#### DIRECTIONS:
Omit any picture, and return the remaining data exactly as written.

Collection entries
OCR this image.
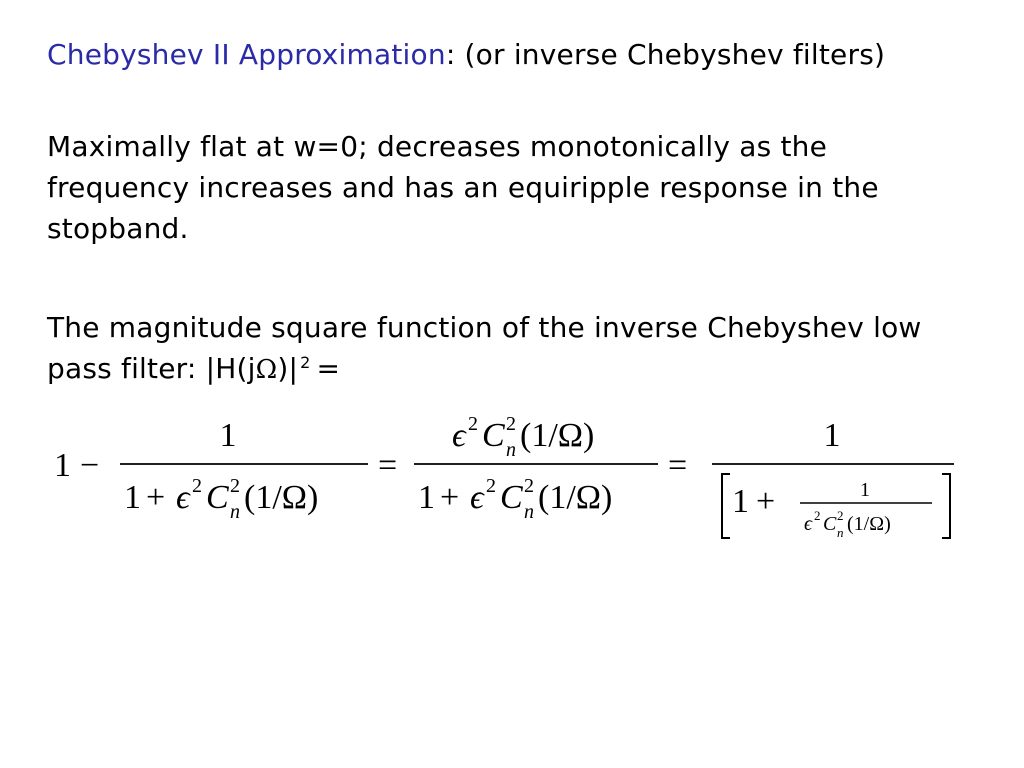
Chebyshev II Approximation: (or inverse Chebyshev filters)
Maximally flat at w=0; decreases monotonically as the frequency increases and has an equiripple response in the stopband.
The magnitude square function of the inverse Chebyshev low pass filter: |H(jΩ)| $^2$ =
1 −
1
1 + ϵ 2 C 2
n (1/Ω)
=
ϵ 2 C 2
n (1/Ω)
1 + ϵ 2 C 2
n (1/Ω)
=
1
1 +	1
ϵ 2 C 2
n (1/Ω)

#### ANSWER BELOW:
OCR this image.
Chebyshev II Approximation: (or inverse Chebyshev filters)
Maximally flat at w=0; decreases monotonically as the frequency increases and has an equiripple response in the stopband.
The magnitude square function of the inverse Chebyshev low pass filter: |H(jΩ)| $^2$ =
1 −
1
1 + ϵ 2 C 2
n (1/Ω)
=
ϵ 2 C 2
n (1/Ω)
1 + ϵ 2 C 2
n (1/Ω)
=
1
1 +	1
ϵ 2 C 2
n (1/Ω)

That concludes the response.